* Start *

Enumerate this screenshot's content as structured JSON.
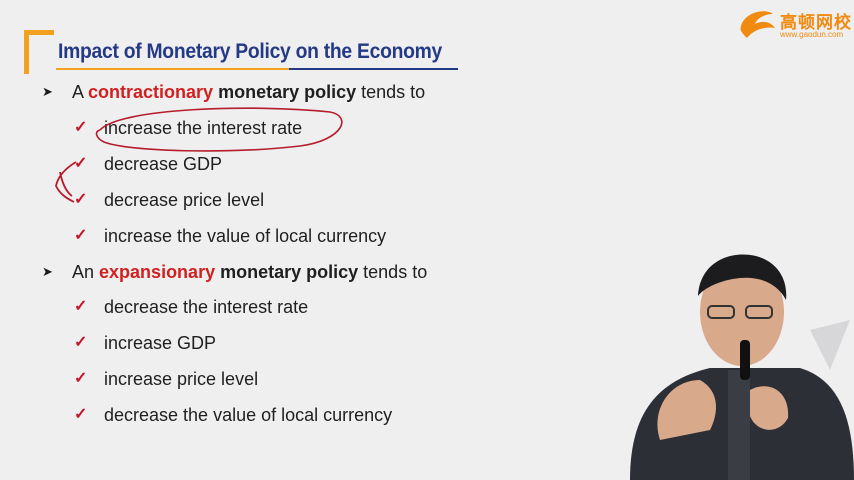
{
  "logo": {
    "name": "高顿网校",
    "url": "www.gaodun.com"
  },
  "slide": {
    "title": "Impact of Monetary Policy on the Economy",
    "sections": [
      {
        "prefix": "A ",
        "highlight": "contractionary",
        "mid": " ",
        "bold": "monetary policy",
        "suffix": " tends to",
        "items": [
          "increase the interest rate",
          "decrease GDP",
          "decrease price level",
          "increase the value of local currency"
        ]
      },
      {
        "prefix": "An ",
        "highlight": "expansionary",
        "mid": " ",
        "bold": "monetary policy",
        "suffix": " tends to",
        "items": [
          "decrease the interest rate",
          "increase GDP",
          "increase price level",
          "decrease the value of local currency"
        ]
      }
    ]
  },
  "colors": {
    "title": "#253a86",
    "accent": "#f2a01d",
    "highlight": "#d21f1f",
    "check": "#c3162b"
  },
  "icons": {
    "bullet": "arrowhead-bullet-icon",
    "check": "checkmark-icon"
  }
}
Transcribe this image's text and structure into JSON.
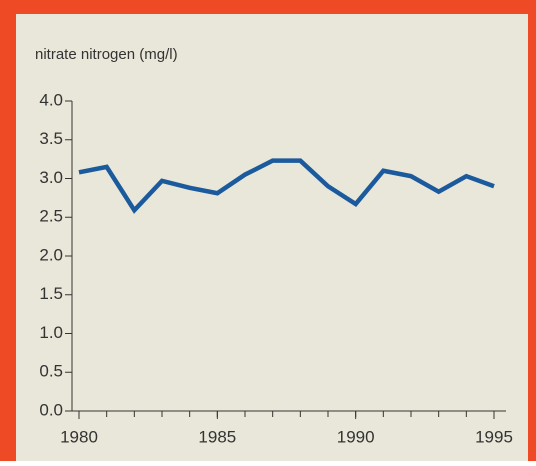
{
  "chart_data": {
    "type": "line",
    "title": "nitrate nitrogen (mg/l)",
    "x": [
      1980,
      1981,
      1982,
      1983,
      1984,
      1985,
      1986,
      1987,
      1988,
      1989,
      1990,
      1991,
      1992,
      1993,
      1994,
      1995
    ],
    "series": [
      {
        "color": "#1b5a9d",
        "values": [
          3.08,
          3.15,
          2.59,
          2.97,
          2.88,
          2.81,
          3.05,
          3.23,
          3.23,
          2.9,
          2.67,
          3.1,
          3.03,
          2.83,
          3.03,
          2.9
        ]
      }
    ],
    "xlim": [
      1980,
      1995
    ],
    "xticks": [
      1980,
      1985,
      1990,
      1995
    ],
    "ylim": [
      0,
      4
    ],
    "yticks": [
      {
        "value": 0,
        "label": "0.0"
      },
      0.5,
      {
        "value": 1,
        "label": "1.0"
      },
      1.5,
      {
        "value": 2,
        "label": "2.0"
      },
      2.5,
      {
        "value": 3,
        "label": "3.0"
      },
      3.5,
      {
        "value": 4,
        "label": "4.0"
      }
    ],
    "grid": false
  }
}
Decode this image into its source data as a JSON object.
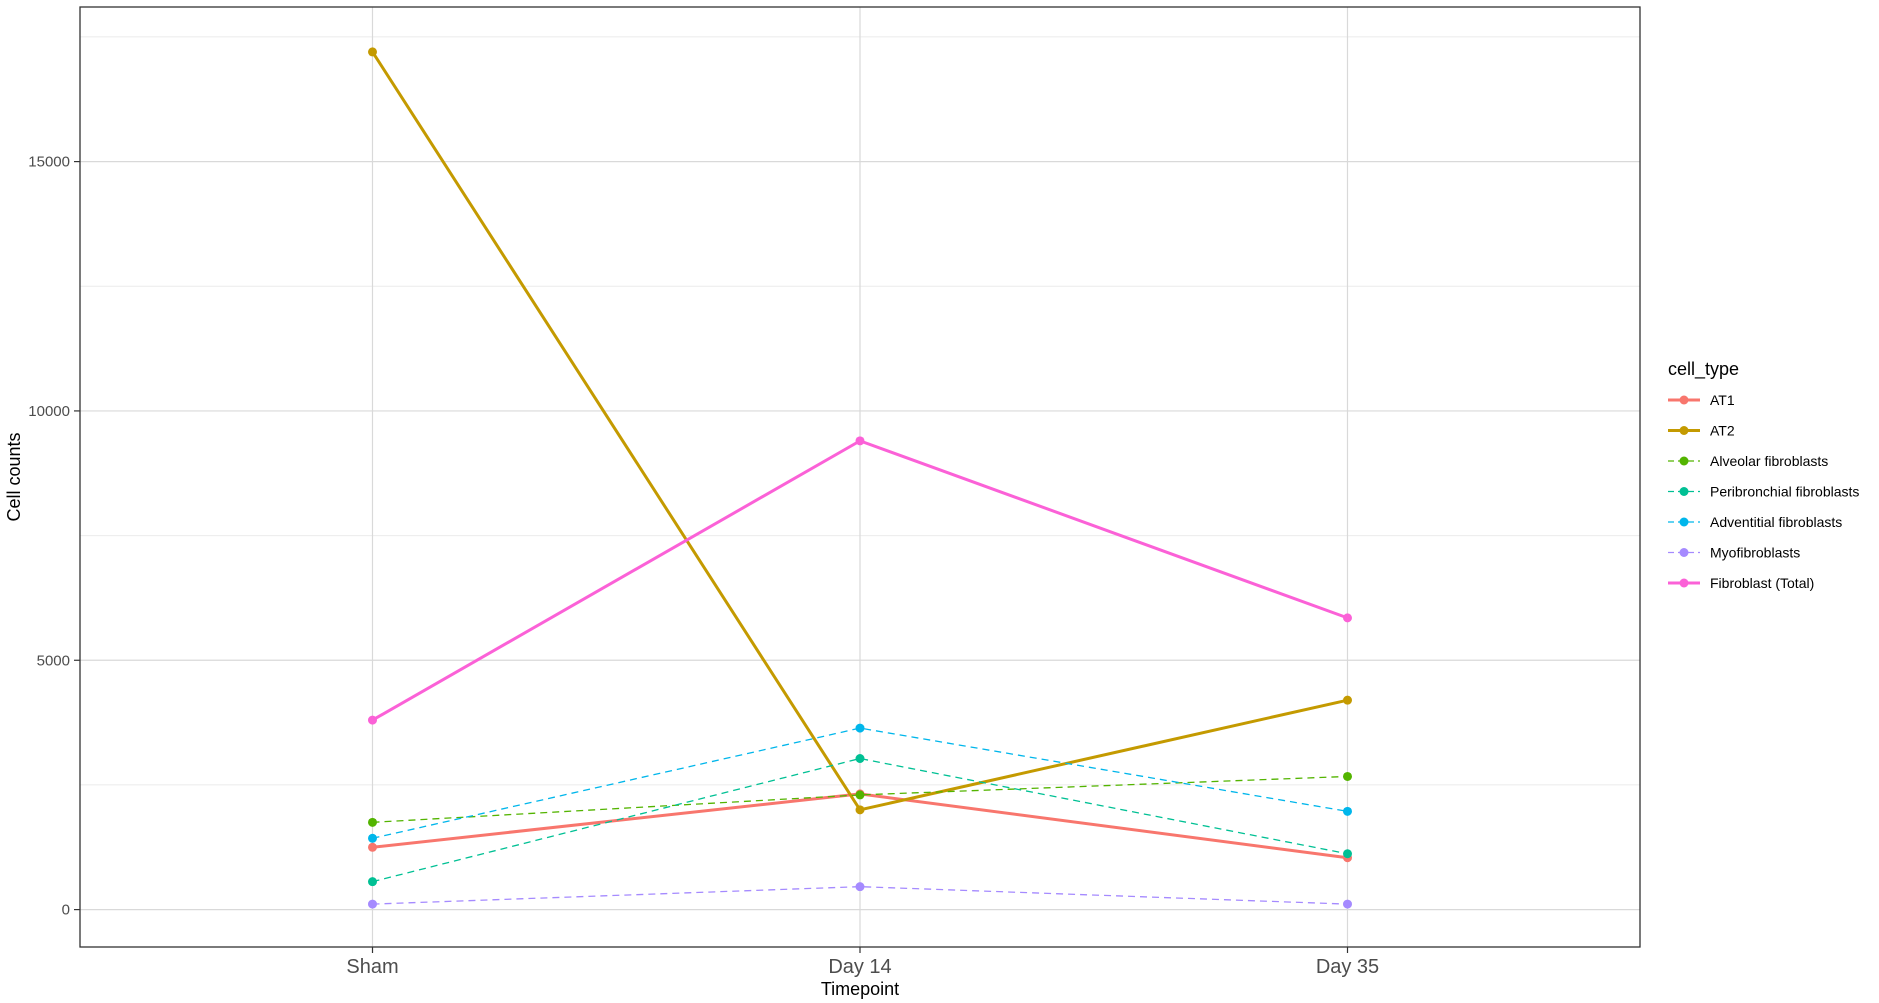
{
  "chart_data": {
    "type": "line",
    "title": "",
    "xlabel": "Timepoint",
    "ylabel": "Cell counts",
    "categories": [
      "Sham",
      "Day 14",
      "Day 35"
    ],
    "ylim": [
      -750,
      18100
    ],
    "yticks": [
      0,
      5000,
      10000,
      15000
    ],
    "grid": true,
    "legend": {
      "title": "cell_type",
      "placement": "right"
    },
    "series": [
      {
        "name": "AT1",
        "values": [
          1250,
          2320,
          1040
        ],
        "color": "#F8766D",
        "linestyle": "solid"
      },
      {
        "name": "AT2",
        "values": [
          17200,
          2000,
          4200
        ],
        "color": "#C49A00",
        "linestyle": "solid"
      },
      {
        "name": "Alveolar fibroblasts",
        "values": [
          1750,
          2300,
          2670
        ],
        "color": "#53B400",
        "linestyle": "dashed"
      },
      {
        "name": "Peribronchial fibroblasts",
        "values": [
          560,
          3030,
          1120
        ],
        "color": "#00C094",
        "linestyle": "dashed"
      },
      {
        "name": "Adventitial fibroblasts",
        "values": [
          1430,
          3640,
          1970
        ],
        "color": "#00B6EB",
        "linestyle": "dashed"
      },
      {
        "name": "Myofibroblasts",
        "values": [
          110,
          460,
          110
        ],
        "color": "#A58AFF",
        "linestyle": "dashed"
      },
      {
        "name": "Fibroblast (Total)",
        "values": [
          3800,
          9400,
          5850
        ],
        "color": "#FB61D7",
        "linestyle": "solid"
      }
    ]
  }
}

* End *

→ **WHAT TO PRODUCE**
Every line above should be returned exactly; the pictures stay out.

→ **THE OUTPUT**
Enumerate this screenshot's content as structured JSON.
{
  "logo": {
    "name": "高顿网校",
    "url": "www.gaodun.com"
  },
  "slide": {
    "title": "Impact of Monetary Policy on the Economy",
    "sections": [
      {
        "prefix": "A ",
        "highlight": "contractionary",
        "mid": " ",
        "bold": "monetary policy",
        "suffix": " tends to",
        "items": [
          "increase the interest rate",
          "decrease GDP",
          "decrease price level",
          "increase the value of local currency"
        ]
      },
      {
        "prefix": "An ",
        "highlight": "expansionary",
        "mid": " ",
        "bold": "monetary policy",
        "suffix": " tends to",
        "items": [
          "decrease the interest rate",
          "increase GDP",
          "increase price level",
          "decrease the value of local currency"
        ]
      }
    ]
  },
  "colors": {
    "title": "#253a86",
    "accent": "#f2a01d",
    "highlight": "#d21f1f",
    "check": "#c3162b"
  },
  "icons": {
    "bullet": "arrowhead-bullet-icon",
    "check": "checkmark-icon"
  }
}
Transcribe this image's text and structure into JSON.
{
  "chart_data": {
    "type": "line",
    "title": "nitrate nitrogen (mg/l)",
    "x": [
      1980,
      1981,
      1982,
      1983,
      1984,
      1985,
      1986,
      1987,
      1988,
      1989,
      1990,
      1991,
      1992,
      1993,
      1994,
      1995
    ],
    "series": [
      {
        "color": "#1b5a9d",
        "values": [
          3.08,
          3.15,
          2.59,
          2.97,
          2.88,
          2.81,
          3.05,
          3.23,
          3.23,
          2.9,
          2.67,
          3.1,
          3.03,
          2.83,
          3.03,
          2.9
        ]
      }
    ],
    "xlim": [
      1980,
      1995
    ],
    "xticks": [
      1980,
      1985,
      1990,
      1995
    ],
    "ylim": [
      0,
      4
    ],
    "yticks": [
      {
        "value": 0,
        "label": "0.0"
      },
      0.5,
      {
        "value": 1,
        "label": "1.0"
      },
      1.5,
      {
        "value": 2,
        "label": "2.0"
      },
      2.5,
      {
        "value": 3,
        "label": "3.0"
      },
      3.5,
      {
        "value": 4,
        "label": "4.0"
      }
    ],
    "grid": false
  }
}
Decode this image into its source data as a JSON object.
{
  "chart_data": {
    "type": "line",
    "title": "",
    "xlabel": "Timepoint",
    "ylabel": "Cell counts",
    "categories": [
      "Sham",
      "Day 14",
      "Day 35"
    ],
    "ylim": [
      -750,
      18100
    ],
    "yticks": [
      0,
      5000,
      10000,
      15000
    ],
    "grid": true,
    "legend": {
      "title": "cell_type",
      "placement": "right"
    },
    "series": [
      {
        "name": "AT1",
        "values": [
          1250,
          2320,
          1040
        ],
        "color": "#F8766D",
        "linestyle": "solid"
      },
      {
        "name": "AT2",
        "values": [
          17200,
          2000,
          4200
        ],
        "color": "#C49A00",
        "linestyle": "solid"
      },
      {
        "name": "Alveolar fibroblasts",
        "values": [
          1750,
          2300,
          2670
        ],
        "color": "#53B400",
        "linestyle": "dashed"
      },
      {
        "name": "Peribronchial fibroblasts",
        "values": [
          560,
          3030,
          1120
        ],
        "color": "#00C094",
        "linestyle": "dashed"
      },
      {
        "name": "Adventitial fibroblasts",
        "values": [
          1430,
          3640,
          1970
        ],
        "color": "#00B6EB",
        "linestyle": "dashed"
      },
      {
        "name": "Myofibroblasts",
        "values": [
          110,
          460,
          110
        ],
        "color": "#A58AFF",
        "linestyle": "dashed"
      },
      {
        "name": "Fibroblast (Total)",
        "values": [
          3800,
          9400,
          5850
        ],
        "color": "#FB61D7",
        "linestyle": "solid"
      }
    ]
  }
}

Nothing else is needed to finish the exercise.